*Tasks to carry out*.
#1 Using the forum thread about the DataLoader error, say whether each statement agrees with it: (a) setting the number of workers to zero made the code run; (b) loading data with num_workers=0 is advised for regular training; (c) after the if-clause protection was added, the code still failed with more than zero workers. Answer yes or no for each and quote the words that decide it.
#2 Write the next part of the forum thread about the DataLoader error, picking up after its final sentence.

-- start Passage to read --

It looks like you got a BrokenPipeError: [Errno 32] Broken pipe.
Could you reduce the number of workers in your DataLoader to zero and see if your code still breaks?

Also, are you using the if-clause protection? Since you are using Windows, multiprocessing should be guarded with:

import torch

def main()
    for i, data in enumerate(dataloader):
        # do something here

if __name__ == '__main__':
    main()

Have a look at the Windows FAQ for more info.

Ben89 · December 2, 2018, 1:18pm

I’ve tried by using 0 num_workers and it works nw. Thank you very much for your help :-9 !

ptrblck · December 2, 2018, 2:21pm

Good to hear it’s working now.
However, I would assume you’ll get a proper error running your code with num_workers=0.
This should only be for debugging purposes as you are now using the main thread to load the data which might slow down your training.

Did you try to add the if-clause protection and use multiple workers?

Ben89 · December 2, 2018, 10:14pm

Yes, I have added the if-clause protection and it now works also with num_workers >0

Now I have just added a one line code to see the shape of the loaded data
but the output shape is <built-in method size of Tensor object at 0x0000013B77CE7900>
it seems that it is not loading the data properly . Is it?

-- end Passage to read --
-- start Given records --

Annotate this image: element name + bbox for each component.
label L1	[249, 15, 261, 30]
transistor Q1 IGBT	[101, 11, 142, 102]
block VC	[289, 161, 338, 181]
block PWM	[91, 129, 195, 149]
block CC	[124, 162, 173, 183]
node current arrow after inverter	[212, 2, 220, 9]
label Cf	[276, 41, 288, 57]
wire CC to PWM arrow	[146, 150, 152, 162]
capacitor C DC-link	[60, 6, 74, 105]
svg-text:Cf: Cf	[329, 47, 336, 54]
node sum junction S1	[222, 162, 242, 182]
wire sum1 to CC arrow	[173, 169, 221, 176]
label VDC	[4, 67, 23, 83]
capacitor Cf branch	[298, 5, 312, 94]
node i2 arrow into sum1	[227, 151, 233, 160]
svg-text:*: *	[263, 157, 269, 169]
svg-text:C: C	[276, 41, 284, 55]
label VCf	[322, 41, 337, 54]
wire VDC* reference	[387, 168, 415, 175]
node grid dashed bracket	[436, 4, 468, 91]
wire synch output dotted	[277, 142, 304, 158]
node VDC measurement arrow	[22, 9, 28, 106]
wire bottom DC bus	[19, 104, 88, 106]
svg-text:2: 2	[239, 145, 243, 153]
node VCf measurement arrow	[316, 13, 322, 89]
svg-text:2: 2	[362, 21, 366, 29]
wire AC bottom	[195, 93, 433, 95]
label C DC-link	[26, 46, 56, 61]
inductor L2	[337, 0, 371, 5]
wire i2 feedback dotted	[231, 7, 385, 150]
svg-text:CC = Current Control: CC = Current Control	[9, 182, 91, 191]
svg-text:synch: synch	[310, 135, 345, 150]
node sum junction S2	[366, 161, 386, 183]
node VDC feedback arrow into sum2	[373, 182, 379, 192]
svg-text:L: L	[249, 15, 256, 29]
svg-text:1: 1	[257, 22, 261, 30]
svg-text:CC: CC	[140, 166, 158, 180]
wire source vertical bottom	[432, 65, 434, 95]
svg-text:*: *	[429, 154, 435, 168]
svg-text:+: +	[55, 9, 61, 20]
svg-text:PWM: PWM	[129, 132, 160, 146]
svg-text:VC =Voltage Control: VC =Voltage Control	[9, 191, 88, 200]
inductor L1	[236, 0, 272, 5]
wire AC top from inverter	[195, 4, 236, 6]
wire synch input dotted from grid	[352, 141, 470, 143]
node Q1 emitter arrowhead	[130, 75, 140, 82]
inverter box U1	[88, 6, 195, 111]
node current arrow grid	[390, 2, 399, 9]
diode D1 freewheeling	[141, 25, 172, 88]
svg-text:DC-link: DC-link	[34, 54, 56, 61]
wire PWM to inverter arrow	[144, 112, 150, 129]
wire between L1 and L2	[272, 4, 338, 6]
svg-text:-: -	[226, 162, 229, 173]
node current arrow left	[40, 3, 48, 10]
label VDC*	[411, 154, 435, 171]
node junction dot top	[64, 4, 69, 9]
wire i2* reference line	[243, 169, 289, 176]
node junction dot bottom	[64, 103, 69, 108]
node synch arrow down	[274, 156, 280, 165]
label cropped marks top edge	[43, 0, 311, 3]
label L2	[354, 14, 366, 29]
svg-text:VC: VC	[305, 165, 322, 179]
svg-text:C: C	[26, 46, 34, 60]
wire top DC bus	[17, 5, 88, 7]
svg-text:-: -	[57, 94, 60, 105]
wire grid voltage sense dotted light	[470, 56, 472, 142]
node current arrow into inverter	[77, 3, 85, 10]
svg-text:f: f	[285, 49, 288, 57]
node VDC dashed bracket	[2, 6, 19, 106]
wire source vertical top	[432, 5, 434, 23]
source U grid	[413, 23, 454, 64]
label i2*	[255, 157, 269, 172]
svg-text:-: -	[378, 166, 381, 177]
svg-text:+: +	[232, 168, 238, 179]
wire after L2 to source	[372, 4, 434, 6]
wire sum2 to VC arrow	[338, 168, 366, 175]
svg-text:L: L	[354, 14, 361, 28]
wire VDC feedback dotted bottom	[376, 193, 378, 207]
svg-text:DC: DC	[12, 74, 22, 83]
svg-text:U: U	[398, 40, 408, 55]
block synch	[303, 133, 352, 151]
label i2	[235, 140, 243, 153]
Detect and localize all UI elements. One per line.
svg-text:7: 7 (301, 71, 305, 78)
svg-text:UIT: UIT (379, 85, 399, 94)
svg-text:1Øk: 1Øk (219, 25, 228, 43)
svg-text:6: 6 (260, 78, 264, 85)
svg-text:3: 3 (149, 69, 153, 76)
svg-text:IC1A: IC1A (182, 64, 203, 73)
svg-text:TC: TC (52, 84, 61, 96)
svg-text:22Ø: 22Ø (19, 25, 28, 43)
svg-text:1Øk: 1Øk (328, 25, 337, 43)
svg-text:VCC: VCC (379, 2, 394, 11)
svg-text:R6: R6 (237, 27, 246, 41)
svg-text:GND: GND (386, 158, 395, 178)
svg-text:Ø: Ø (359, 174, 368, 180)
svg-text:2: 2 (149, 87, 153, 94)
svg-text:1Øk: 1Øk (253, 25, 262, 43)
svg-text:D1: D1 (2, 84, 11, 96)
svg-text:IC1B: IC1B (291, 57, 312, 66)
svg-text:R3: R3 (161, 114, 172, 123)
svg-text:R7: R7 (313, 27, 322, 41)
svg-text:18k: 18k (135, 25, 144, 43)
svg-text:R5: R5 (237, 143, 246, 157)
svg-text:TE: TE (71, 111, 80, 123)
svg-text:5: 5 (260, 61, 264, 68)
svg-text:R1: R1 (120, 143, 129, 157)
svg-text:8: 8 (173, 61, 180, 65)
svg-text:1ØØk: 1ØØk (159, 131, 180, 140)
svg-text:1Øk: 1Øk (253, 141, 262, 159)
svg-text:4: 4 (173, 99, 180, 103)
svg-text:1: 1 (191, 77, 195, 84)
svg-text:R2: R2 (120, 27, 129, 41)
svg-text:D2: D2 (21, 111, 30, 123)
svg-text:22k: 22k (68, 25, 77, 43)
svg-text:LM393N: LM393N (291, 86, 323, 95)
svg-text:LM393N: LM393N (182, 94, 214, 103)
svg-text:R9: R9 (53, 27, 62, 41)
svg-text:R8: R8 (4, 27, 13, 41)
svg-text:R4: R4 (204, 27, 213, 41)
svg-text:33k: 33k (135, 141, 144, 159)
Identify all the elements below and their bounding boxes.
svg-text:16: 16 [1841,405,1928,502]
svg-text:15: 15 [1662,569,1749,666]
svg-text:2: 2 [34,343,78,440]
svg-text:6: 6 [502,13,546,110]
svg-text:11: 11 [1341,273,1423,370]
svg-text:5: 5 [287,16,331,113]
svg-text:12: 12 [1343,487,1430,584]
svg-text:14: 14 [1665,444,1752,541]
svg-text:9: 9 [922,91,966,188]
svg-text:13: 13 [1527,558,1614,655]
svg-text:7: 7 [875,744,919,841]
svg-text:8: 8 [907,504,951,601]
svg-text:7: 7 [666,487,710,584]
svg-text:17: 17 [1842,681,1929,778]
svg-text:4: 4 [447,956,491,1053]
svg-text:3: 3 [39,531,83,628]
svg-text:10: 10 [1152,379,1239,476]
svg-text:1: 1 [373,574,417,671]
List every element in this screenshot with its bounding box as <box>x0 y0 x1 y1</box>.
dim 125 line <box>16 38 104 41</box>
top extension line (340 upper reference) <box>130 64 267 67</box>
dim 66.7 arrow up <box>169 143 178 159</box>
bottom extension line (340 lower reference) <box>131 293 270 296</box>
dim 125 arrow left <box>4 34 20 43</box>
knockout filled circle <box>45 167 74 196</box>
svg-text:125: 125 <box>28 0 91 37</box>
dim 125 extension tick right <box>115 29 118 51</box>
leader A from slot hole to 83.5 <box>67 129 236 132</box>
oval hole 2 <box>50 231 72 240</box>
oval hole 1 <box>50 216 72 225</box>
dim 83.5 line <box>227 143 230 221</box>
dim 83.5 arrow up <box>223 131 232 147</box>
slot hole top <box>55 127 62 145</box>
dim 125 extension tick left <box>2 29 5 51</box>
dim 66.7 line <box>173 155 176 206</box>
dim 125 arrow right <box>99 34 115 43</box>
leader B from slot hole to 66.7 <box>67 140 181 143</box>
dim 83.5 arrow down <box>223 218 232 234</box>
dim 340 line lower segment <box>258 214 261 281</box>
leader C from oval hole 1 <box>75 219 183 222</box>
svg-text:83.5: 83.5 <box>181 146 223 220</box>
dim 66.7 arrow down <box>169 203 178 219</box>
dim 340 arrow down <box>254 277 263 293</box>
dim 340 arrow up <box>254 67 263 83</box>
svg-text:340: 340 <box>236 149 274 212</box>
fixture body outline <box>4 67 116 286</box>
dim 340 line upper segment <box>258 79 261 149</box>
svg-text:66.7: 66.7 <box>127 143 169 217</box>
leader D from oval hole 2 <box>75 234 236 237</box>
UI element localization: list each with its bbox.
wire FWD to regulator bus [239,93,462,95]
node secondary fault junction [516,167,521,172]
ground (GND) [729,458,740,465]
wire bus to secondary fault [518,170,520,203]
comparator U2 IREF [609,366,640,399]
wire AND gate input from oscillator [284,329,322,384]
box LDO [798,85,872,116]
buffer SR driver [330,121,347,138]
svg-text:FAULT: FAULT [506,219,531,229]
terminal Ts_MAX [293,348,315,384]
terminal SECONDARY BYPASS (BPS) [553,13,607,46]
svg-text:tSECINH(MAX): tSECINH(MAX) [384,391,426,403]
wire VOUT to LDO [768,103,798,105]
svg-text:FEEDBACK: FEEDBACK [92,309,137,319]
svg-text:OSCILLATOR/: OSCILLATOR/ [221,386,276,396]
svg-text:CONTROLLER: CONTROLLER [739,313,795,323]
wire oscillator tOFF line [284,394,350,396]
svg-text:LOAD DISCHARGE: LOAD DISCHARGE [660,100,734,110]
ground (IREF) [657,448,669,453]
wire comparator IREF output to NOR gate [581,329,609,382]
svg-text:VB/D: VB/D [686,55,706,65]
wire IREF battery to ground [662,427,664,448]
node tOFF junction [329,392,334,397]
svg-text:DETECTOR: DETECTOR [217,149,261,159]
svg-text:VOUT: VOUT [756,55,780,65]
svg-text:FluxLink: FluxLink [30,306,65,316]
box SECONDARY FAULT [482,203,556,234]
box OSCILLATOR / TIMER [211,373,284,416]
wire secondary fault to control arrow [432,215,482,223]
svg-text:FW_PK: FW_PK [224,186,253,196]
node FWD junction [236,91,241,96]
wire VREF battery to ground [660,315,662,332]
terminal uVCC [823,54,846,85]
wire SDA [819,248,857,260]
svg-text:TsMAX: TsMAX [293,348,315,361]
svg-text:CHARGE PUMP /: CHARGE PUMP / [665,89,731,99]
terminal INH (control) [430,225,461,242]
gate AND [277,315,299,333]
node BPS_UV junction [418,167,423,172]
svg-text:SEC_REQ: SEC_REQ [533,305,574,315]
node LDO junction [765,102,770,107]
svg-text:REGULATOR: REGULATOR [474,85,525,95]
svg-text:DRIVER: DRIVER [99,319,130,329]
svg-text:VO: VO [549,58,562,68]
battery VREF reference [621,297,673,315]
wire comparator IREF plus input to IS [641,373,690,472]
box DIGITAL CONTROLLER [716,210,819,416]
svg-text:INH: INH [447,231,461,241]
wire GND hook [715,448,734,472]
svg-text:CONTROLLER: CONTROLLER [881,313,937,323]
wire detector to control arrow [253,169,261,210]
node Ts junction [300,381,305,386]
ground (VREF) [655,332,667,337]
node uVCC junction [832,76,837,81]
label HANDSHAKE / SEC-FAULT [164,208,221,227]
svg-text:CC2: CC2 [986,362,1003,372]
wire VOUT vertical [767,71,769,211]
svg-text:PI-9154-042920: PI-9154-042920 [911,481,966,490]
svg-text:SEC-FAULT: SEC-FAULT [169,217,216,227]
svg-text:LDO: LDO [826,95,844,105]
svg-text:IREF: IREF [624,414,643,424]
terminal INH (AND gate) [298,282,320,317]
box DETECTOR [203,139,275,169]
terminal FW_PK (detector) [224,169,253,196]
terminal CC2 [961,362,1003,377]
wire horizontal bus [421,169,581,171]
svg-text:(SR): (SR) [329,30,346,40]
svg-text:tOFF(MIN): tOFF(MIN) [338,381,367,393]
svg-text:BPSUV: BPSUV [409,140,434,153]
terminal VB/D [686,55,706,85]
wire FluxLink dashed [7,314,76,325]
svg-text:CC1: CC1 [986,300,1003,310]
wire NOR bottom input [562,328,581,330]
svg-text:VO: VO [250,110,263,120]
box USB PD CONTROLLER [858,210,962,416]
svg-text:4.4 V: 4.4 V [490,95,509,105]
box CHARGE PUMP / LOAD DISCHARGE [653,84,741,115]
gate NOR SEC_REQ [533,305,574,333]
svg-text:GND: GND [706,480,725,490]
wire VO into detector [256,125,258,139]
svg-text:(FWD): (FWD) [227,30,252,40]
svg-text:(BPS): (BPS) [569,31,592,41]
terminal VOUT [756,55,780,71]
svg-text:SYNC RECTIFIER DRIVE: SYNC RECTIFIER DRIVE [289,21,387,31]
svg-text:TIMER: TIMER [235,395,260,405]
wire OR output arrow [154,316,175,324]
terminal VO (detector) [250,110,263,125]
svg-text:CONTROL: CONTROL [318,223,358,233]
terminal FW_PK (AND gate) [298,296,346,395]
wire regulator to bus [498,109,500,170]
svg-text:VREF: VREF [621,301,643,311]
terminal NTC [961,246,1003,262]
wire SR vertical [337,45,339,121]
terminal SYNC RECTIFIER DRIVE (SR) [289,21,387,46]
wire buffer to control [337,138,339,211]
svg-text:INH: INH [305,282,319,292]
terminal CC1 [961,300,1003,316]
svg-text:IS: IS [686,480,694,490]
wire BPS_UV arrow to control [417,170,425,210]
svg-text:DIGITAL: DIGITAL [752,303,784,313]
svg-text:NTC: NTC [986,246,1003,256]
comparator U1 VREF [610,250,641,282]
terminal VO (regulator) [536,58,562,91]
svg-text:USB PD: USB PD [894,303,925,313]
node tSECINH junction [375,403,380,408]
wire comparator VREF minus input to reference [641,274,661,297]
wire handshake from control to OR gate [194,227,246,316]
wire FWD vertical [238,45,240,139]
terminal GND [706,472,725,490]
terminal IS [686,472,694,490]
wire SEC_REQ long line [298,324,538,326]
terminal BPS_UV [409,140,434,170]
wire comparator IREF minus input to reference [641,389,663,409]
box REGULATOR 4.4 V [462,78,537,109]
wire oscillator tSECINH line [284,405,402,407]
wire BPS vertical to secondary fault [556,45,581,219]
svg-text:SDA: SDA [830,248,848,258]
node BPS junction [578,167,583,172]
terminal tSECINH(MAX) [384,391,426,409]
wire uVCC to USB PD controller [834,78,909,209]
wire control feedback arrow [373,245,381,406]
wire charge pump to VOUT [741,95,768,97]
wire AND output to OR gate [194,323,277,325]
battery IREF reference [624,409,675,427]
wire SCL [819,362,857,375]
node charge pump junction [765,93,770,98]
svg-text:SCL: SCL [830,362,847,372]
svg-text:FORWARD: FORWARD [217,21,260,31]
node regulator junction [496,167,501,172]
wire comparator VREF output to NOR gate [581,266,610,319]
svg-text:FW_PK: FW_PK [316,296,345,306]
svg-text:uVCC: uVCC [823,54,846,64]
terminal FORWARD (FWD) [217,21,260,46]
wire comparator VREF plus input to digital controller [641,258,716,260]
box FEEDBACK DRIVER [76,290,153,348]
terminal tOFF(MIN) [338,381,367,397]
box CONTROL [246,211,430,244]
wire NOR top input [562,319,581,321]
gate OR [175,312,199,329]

-- end Given records --

*Per-task outputs*.
#1
(a) Yes: "I’ve tried by using 0 num_workers and it works nw."
(b) No: "This should only be for debugging purposes as you are now using the main thread to load the data which might slow down your training."
(c) No: "Yes, I have added the if-clause protection and it now works also with num_workers >0"

#2
def train(experiment_name='unet', resume=True):
    train_dataset=load_dataset(True,output_shape)

    width = train_dataset.roi_w
    height = train_dataset.roi_h
    num_cls = train_dataset.n_classes

    print('width',width)

    train_loader = DataLoader(train_dataset,#batch_size=cfg.UNET.BATCH_SIZE,
                              batch_size=2,
                              num_workers=2)
    for i, data in enumerate(train_loader, 0):
        inputs, grts = data

            #plt.figure()
            #plt.imshow(inputs, cmap=plt.cm.gray)
            #plt.show()
        print(inputs.size)
        print(grts.size)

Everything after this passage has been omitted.